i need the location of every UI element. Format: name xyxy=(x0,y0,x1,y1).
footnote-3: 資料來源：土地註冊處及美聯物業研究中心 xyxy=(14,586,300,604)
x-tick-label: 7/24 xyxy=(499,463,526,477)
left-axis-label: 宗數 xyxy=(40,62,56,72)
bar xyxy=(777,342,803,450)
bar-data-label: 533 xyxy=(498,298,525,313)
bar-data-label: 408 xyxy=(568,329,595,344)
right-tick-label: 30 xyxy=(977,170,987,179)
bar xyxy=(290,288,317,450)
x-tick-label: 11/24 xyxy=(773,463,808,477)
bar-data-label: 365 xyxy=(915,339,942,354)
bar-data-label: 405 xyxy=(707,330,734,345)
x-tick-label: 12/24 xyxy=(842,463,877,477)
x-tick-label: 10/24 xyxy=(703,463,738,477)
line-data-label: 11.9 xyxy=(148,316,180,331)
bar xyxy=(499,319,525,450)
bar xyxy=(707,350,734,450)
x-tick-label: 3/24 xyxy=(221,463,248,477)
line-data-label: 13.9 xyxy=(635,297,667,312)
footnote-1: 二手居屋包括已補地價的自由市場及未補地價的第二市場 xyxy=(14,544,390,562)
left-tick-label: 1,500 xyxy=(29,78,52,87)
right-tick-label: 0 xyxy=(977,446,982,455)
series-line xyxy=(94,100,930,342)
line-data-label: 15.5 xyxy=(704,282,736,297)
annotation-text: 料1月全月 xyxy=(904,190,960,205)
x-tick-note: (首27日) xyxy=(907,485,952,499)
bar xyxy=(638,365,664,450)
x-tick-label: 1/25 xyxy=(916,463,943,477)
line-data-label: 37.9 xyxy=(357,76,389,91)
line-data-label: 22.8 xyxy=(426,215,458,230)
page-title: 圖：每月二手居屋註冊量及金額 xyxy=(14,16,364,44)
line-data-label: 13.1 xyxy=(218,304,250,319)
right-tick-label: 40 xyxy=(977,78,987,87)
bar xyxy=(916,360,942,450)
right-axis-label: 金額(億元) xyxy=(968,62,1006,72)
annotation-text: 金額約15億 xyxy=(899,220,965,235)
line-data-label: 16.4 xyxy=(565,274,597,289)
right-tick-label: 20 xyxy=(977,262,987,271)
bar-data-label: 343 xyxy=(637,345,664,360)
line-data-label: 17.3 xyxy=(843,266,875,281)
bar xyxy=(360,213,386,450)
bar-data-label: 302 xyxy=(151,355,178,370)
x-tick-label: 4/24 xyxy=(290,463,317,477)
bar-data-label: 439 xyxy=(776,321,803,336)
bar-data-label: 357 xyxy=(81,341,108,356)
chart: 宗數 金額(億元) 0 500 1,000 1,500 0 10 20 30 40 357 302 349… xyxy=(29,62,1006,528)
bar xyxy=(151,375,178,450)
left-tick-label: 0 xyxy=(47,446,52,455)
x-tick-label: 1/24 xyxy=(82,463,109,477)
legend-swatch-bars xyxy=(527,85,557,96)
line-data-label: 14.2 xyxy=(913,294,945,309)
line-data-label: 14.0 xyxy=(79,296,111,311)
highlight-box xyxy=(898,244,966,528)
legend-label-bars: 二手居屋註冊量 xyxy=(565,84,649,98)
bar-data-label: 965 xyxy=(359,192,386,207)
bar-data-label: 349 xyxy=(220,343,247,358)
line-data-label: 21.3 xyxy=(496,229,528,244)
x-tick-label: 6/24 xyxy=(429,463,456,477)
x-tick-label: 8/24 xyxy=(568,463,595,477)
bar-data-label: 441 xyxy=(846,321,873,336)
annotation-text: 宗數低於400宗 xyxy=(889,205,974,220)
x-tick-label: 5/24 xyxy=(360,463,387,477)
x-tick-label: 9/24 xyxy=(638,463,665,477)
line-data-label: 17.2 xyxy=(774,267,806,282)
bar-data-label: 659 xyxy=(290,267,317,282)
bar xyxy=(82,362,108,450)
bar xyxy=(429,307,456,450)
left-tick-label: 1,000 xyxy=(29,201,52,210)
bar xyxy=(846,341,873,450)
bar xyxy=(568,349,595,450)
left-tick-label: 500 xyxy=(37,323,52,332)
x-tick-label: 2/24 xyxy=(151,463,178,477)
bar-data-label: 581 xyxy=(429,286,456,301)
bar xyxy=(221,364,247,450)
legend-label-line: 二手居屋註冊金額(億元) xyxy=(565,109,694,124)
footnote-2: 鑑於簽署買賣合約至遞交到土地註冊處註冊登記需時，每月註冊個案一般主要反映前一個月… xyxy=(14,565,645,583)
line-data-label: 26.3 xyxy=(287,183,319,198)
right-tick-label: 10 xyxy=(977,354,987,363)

:: Instruction ::
Reproduce the listing above verbatim, line by line.

:: Solution for this task ::
i need the location of every UI element. Format: name xyxy=(x0,y0,x1,y1).
footnote-3: 資料來源：土地註冊處及美聯物業研究中心 xyxy=(14,586,300,604)
x-tick-label: 7/24 xyxy=(499,463,526,477)
left-axis-label: 宗數 xyxy=(40,62,56,72)
bar xyxy=(777,342,803,450)
bar-data-label: 533 xyxy=(498,298,525,313)
bar-data-label: 408 xyxy=(568,329,595,344)
right-tick-label: 30 xyxy=(977,170,987,179)
bar xyxy=(290,288,317,450)
x-tick-label: 11/24 xyxy=(773,463,808,477)
bar-data-label: 365 xyxy=(915,339,942,354)
bar-data-label: 405 xyxy=(707,330,734,345)
x-tick-label: 12/24 xyxy=(842,463,877,477)
x-tick-label: 10/24 xyxy=(703,463,738,477)
line-data-label: 11.9 xyxy=(148,316,180,331)
bar xyxy=(499,319,525,450)
bar xyxy=(707,350,734,450)
x-tick-label: 3/24 xyxy=(221,463,248,477)
line-data-label: 13.9 xyxy=(635,297,667,312)
footnote-1: 二手居屋包括已補地價的自由市場及未補地價的第二市場 xyxy=(14,544,390,562)
left-tick-label: 1,500 xyxy=(29,78,52,87)
right-tick-label: 0 xyxy=(977,446,982,455)
series-line xyxy=(94,100,930,342)
line-data-label: 15.5 xyxy=(704,282,736,297)
annotation-text: 料1月全月 xyxy=(904,190,960,205)
x-tick-note: (首27日) xyxy=(907,485,952,499)
bar xyxy=(638,365,664,450)
x-tick-label: 1/25 xyxy=(916,463,943,477)
line-data-label: 37.9 xyxy=(357,76,389,91)
line-data-label: 22.8 xyxy=(426,215,458,230)
page-title: 圖：每月二手居屋註冊量及金額 xyxy=(14,16,364,44)
line-data-label: 13.1 xyxy=(218,304,250,319)
right-tick-label: 40 xyxy=(977,78,987,87)
bar xyxy=(916,360,942,450)
right-axis-label: 金額(億元) xyxy=(968,62,1006,72)
annotation-text: 金額約15億 xyxy=(899,220,965,235)
line-data-label: 16.4 xyxy=(565,274,597,289)
right-tick-label: 20 xyxy=(977,262,987,271)
bar-data-label: 343 xyxy=(637,345,664,360)
line-data-label: 17.3 xyxy=(843,266,875,281)
bar xyxy=(360,213,386,450)
bar-data-label: 302 xyxy=(151,355,178,370)
x-tick-label: 4/24 xyxy=(290,463,317,477)
bar-data-label: 439 xyxy=(776,321,803,336)
bar-data-label: 357 xyxy=(81,341,108,356)
chart: 宗數 金額(億元) 0 500 1,000 1,500 0 10 20 30 40 357 302 349… xyxy=(29,62,1006,528)
bar xyxy=(151,375,178,450)
left-tick-label: 0 xyxy=(47,446,52,455)
x-tick-label: 1/24 xyxy=(82,463,109,477)
legend-swatch-bars xyxy=(527,85,557,96)
line-data-label: 14.2 xyxy=(913,294,945,309)
line-data-label: 14.0 xyxy=(79,296,111,311)
highlight-box xyxy=(898,244,966,528)
legend-label-bars: 二手居屋註冊量 xyxy=(565,84,649,98)
bar-data-label: 965 xyxy=(359,192,386,207)
bar-data-label: 349 xyxy=(220,343,247,358)
line-data-label: 21.3 xyxy=(496,229,528,244)
x-tick-label: 6/24 xyxy=(429,463,456,477)
x-tick-label: 8/24 xyxy=(568,463,595,477)
bar-data-label: 441 xyxy=(846,321,873,336)
annotation-text: 宗數低於400宗 xyxy=(889,205,974,220)
x-tick-label: 5/24 xyxy=(360,463,387,477)
x-tick-label: 9/24 xyxy=(638,463,665,477)
line-data-label: 17.2 xyxy=(774,267,806,282)
bar-data-label: 659 xyxy=(290,267,317,282)
bar xyxy=(82,362,108,450)
bar xyxy=(429,307,456,450)
left-tick-label: 1,000 xyxy=(29,201,52,210)
bar xyxy=(846,341,873,450)
bar xyxy=(568,349,595,450)
left-tick-label: 500 xyxy=(37,323,52,332)
x-tick-label: 2/24 xyxy=(151,463,178,477)
bar-data-label: 581 xyxy=(429,286,456,301)
bar xyxy=(221,364,247,450)
legend-label-line: 二手居屋註冊金額(億元) xyxy=(565,109,694,124)
footnote-2: 鑑於簽署買賣合約至遞交到土地註冊處註冊登記需時，每月註冊個案一般主要反映前一個月… xyxy=(14,565,645,583)
line-data-label: 26.3 xyxy=(287,183,319,198)
right-tick-label: 10 xyxy=(977,354,987,363)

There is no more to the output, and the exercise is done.